Go through the listing and set it down exactly, leaving out its pictures.

- [Provided material]:
****************************************
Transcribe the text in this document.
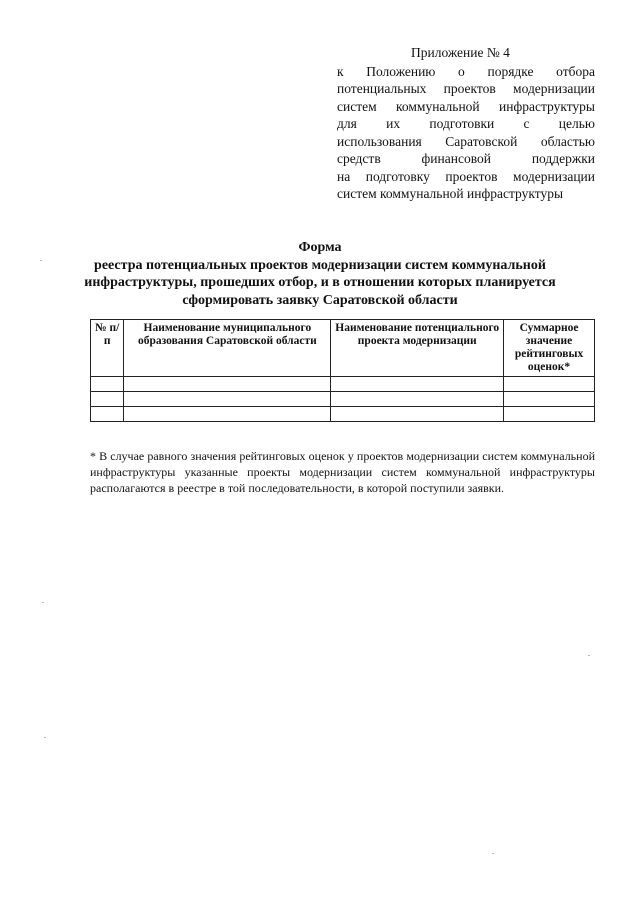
Приложение № 4
к Положению о порядке отбора
потенциальных проектов модернизации
систем коммунальной инфраструктуры
для их подготовки с целью
использования Саратовской областью
средств финансовой поддержки
на подготовку проектов модернизации
систем коммунальной инфраструктуры
Форма
реестра потенциальных проектов модернизации систем коммунальной
инфраструктуры, прошедших отбор, и в отношении которых планируется
сформировать заявку Саратовской области
№ п/п	Наименование муниципального образования Саратовской области	Наименование потенциального проекта модернизации	Суммарное значение рейтинговых оценок*

* В случае равного значения рейтинговых оценок у проектов модернизации систем коммунальной инфраструктуры указанные проекты модернизации систем коммунальной инфраструктуры располагаются в реестре в той последовательности, в которой поступили заявки.
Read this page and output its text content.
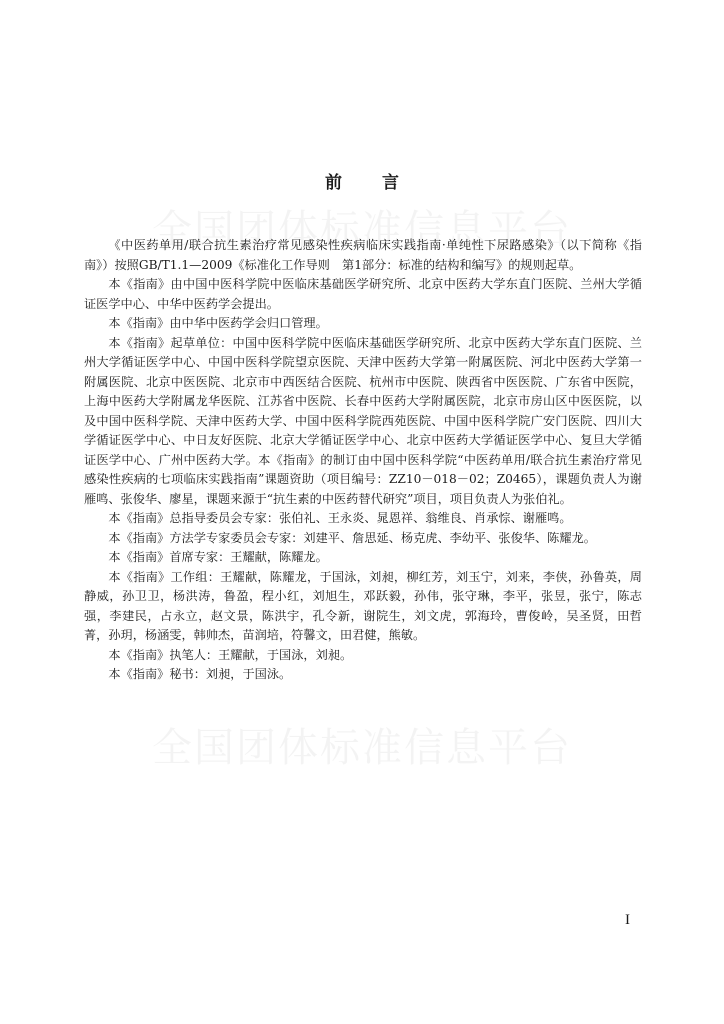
前言

《中医药单用/联合抗生素治疗常见感染性疾病临床实践指南·单纯性下尿路感染》（以下简称《指南》）按照GB/T1.1—2009《标准化工作导则　第1部分：标准的结构和编写》的规则起草。

本《指南》由中国中医科学院中医临床基础医学研究所、北京中医药大学东直门医院、兰州大学循证医学中心、中华中医药学会提出。

本《指南》由中华中医药学会归口管理。

本《指南》起草单位：中国中医科学院中医临床基础医学研究所、北京中医药大学东直门医院、兰州大学循证医学中心、中国中医科学院望京医院、天津中医药大学第一附属医院、河北中医药大学第一附属医院、北京中医医院、北京市中西医结合医院、杭州市中医院、陕西省中医医院、广东省中医院，上海中医药大学附属龙华医院、江苏省中医院、长春中医药大学附属医院，北京市房山区中医医院，以及中国中医科学院、天津中医药大学、中国中医科学院西苑医院、中国中医科学院广安门医院、四川大学循证医学中心、中日友好医院、北京大学循证医学中心、北京中医药大学循证医学中心、复旦大学循证医学中心、广州中医药大学。本《指南》的制订由中国中医科学院“中医药单用/联合抗生素治疗常见感染性疾病的七项临床实践指南”课题资助（项目编号：ZZ10－018－02；Z0465），课题负责人为谢雁鸣、张俊华、廖星，课题来源于“抗生素的中医药替代研究”项目，项目负责人为张伯礼。

本《指南》总指导委员会专家：张伯礼、王永炎、晁恩祥、翁维良、肖承悰、谢雁鸣。

本《指南》方法学专家委员会专家：刘建平、詹思延、杨克虎、李幼平、张俊华、陈耀龙。

本《指南》首席专家：王耀献，陈耀龙。

本《指南》工作组：王耀献，陈耀龙，于国泳，刘昶，柳红芳，刘玉宁，刘来，李侠，孙鲁英，周静威，孙卫卫，杨洪涛，鲁盈，程小红，刘旭生，邓跃毅，孙伟，张守琳，李平，张昱，张宁，陈志强，李建民，占永立，赵文景，陈洪宇，孔令新，谢院生，刘文虎，郭海玲，曹俊岭，吴圣贤，田哲菁，孙玥，杨涵雯，韩帅杰，苗润培，符馨文，田君健，熊敏。

本《指南》执笔人：王耀献，于国泳，刘昶。

本《指南》秘书：刘昶，于国泳。

I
****************************************
- [Output of the exercise]:
Transcribe the text in this document.
Приложение № 4
к Положению о порядке отбора
потенциальных проектов модернизации
систем коммунальной инфраструктуры
для их подготовки с целью
использования Саратовской областью
средств финансовой поддержки
на подготовку проектов модернизации
систем коммунальной инфраструктуры
Форма
реестра потенциальных проектов модернизации систем коммунальной
инфраструктуры, прошедших отбор, и в отношении которых планируется
сформировать заявку Саратовской области
№ п/п	Наименование муниципального образования Саратовской области	Наименование потенциального проекта модернизации	Суммарное значение рейтинговых оценок*

* В случае равного значения рейтинговых оценок у проектов модернизации систем коммунальной инфраструктуры указанные проекты модернизации систем коммунальной инфраструктуры располагаются в реестре в той последовательности, в которой поступили заявки.
Read this page and output its text content.
前言

《中医药单用/联合抗生素治疗常见感染性疾病临床实践指南·单纯性下尿路感染》（以下简称《指南》）按照GB/T1.1—2009《标准化工作导则　第1部分：标准的结构和编写》的规则起草。

本《指南》由中国中医科学院中医临床基础医学研究所、北京中医药大学东直门医院、兰州大学循证医学中心、中华中医药学会提出。

本《指南》由中华中医药学会归口管理。

本《指南》起草单位：中国中医科学院中医临床基础医学研究所、北京中医药大学东直门医院、兰州大学循证医学中心、中国中医科学院望京医院、天津中医药大学第一附属医院、河北中医药大学第一附属医院、北京中医医院、北京市中西医结合医院、杭州市中医院、陕西省中医医院、广东省中医院，上海中医药大学附属龙华医院、江苏省中医院、长春中医药大学附属医院，北京市房山区中医医院，以及中国中医科学院、天津中医药大学、中国中医科学院西苑医院、中国中医科学院广安门医院、四川大学循证医学中心、中日友好医院、北京大学循证医学中心、北京中医药大学循证医学中心、复旦大学循证医学中心、广州中医药大学。本《指南》的制订由中国中医科学院“中医药单用/联合抗生素治疗常见感染性疾病的七项临床实践指南”课题资助（项目编号：ZZ10－018－02；Z0465），课题负责人为谢雁鸣、张俊华、廖星，课题来源于“抗生素的中医药替代研究”项目，项目负责人为张伯礼。

本《指南》总指导委员会专家：张伯礼、王永炎、晁恩祥、翁维良、肖承悰、谢雁鸣。

本《指南》方法学专家委员会专家：刘建平、詹思延、杨克虎、李幼平、张俊华、陈耀龙。

本《指南》首席专家：王耀献，陈耀龙。

本《指南》工作组：王耀献，陈耀龙，于国泳，刘昶，柳红芳，刘玉宁，刘来，李侠，孙鲁英，周静威，孙卫卫，杨洪涛，鲁盈，程小红，刘旭生，邓跃毅，孙伟，张守琳，李平，张昱，张宁，陈志强，李建民，占永立，赵文景，陈洪宇，孔令新，谢院生，刘文虎，郭海玲，曹俊岭，吴圣贤，田哲菁，孙玥，杨涵雯，韩帅杰，苗润培，符馨文，田君健，熊敏。

本《指南》执笔人：王耀献，于国泳，刘昶。

本《指南》秘书：刘昶，于国泳。

I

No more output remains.